READING TEXT
NAB has set up a mental health hotline for stressed brokers, but not everyone is a fan, with one broker rubbishing the move.
Matthew Elmas
mmortgage brokers

Mortgage brokers say mental health concerns are springing up across their industry in the wake of the banking royal commission final report.

With an overhaul of the way brokers are remunerated on the horizon, some brokers say they’re facing having to close their businesses and switch careers.

National Australia Bank (NAB) has set up a mental health hotline for mortgage brokers distressed by the magnitude of the change, offering three face-to-face or over-the-phone sessions through its worker assistance program.

Independent brokers SmartCompany spoke to about the initiative offered a mixed response to the move, as debate over the reforms continues to heat up.

Sydney-based broker Rob McFadden, who last week set up a petition campaigning against the reforms which now has over 75,000 signatures, likened the hotline to “putting the fox in charge of the chook house”.

“Someone has thought they are doing the right thing, but I’m viewing the gesture very cynically,” he tells SmartCompany.

“I’d rather they jumped behind us in the push to keep commission as it is.”

Hayne recommended both trail commissions and upfront commissions paid to brokers be banned and that the industry moves to a user-pays model where consumers, rather than banks, remunerate brokers.

NAB was an early mover on broker remuneration reform even before the royal commission final report, changing the way it calculated broker commissions last September.

However, in the wake of the royal commission report, NAB’s executive general manager of broker partnerships, Anthony Waldron, has said NAB wants to be the bank that supports brokers.

Other bank bosses have been less forthcoming, with CBA chief Matt Comyn reiterating his support for the changes earlier this month.

Manly-based broker Andrew Vaughan described NAB’s hotline as a “good idea”, saying brokers are going through a difficult time.

“There are some pretty serious changes happening and you’re talking about people’s livelihoods,” he tells SmartCompany.

Last week Prime Minister Scott Morrison said he doesn’t want to see mortgage brokers “wither on the vine”, committing the government to banning trail commissions but not upfront commissions.

Labor, however, remains committed to all the royal commission’s recommendations in principle but has said it will work with mortgage brokers on reforms.

Vaughan says he’s going to wait and see what happens but is already considering his options.

(Document layout detection data)
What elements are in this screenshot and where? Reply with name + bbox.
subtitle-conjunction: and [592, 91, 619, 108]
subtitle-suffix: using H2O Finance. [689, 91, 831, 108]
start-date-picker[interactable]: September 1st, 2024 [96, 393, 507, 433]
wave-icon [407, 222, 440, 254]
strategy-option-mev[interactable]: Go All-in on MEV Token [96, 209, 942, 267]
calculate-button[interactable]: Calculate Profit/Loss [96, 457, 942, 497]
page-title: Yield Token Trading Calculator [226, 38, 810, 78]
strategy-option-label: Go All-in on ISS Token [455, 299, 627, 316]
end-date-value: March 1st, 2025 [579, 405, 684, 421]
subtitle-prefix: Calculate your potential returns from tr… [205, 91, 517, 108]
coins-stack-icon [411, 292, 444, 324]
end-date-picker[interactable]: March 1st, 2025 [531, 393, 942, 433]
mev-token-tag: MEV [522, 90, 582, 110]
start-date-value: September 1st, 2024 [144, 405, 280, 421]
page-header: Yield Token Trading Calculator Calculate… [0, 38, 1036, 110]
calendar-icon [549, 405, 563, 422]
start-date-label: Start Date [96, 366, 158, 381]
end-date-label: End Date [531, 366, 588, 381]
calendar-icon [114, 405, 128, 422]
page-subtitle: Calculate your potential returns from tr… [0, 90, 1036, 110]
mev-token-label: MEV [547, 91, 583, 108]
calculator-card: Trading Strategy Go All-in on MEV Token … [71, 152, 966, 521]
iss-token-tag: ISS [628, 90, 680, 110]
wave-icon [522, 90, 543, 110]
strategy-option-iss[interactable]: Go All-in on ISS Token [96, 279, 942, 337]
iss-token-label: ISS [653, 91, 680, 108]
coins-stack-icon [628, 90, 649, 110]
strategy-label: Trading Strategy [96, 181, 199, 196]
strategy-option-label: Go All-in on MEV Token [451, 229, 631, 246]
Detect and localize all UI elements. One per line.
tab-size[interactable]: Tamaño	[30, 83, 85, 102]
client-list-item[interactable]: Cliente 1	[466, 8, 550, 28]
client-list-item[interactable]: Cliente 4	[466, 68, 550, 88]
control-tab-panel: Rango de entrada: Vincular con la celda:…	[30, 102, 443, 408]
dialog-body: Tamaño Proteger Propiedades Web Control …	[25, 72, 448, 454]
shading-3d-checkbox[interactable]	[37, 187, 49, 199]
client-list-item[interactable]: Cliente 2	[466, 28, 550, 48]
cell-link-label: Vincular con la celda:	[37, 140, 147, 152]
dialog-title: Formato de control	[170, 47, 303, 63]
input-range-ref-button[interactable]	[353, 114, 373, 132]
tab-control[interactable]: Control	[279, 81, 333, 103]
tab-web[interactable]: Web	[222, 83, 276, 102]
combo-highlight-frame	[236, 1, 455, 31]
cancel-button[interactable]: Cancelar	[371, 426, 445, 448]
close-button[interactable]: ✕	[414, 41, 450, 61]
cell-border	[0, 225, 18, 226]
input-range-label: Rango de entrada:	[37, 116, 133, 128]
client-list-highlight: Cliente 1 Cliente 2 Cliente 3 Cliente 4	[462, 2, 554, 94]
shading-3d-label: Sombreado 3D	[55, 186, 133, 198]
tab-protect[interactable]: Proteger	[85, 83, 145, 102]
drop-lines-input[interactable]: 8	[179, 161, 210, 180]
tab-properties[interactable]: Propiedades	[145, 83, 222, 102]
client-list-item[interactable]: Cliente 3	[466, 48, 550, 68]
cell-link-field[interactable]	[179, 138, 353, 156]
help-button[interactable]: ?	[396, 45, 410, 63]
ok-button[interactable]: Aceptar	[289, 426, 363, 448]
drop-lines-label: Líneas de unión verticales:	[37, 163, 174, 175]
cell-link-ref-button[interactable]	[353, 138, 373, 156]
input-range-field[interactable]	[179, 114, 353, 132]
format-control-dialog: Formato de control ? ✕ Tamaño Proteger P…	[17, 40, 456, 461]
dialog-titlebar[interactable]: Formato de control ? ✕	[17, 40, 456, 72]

DIRECTIONS FOR THIS TASK
Answer these questions from the article on NAB's mental health hotline for mortgage brokers:
1. How many sessions does the hotline offer, and in what forms?
2. How many signatures does Rob McFadden's petition against the reforms have?
3. Which type of commission did Scott Morrison commit the government to banning?

OUTPUT OF THE EXERCISE
1. Three sessions, held face-to-face or over the phone.
2. Over 75,000.
3. Trail commissions. The government did not commit to banning upfront commissions.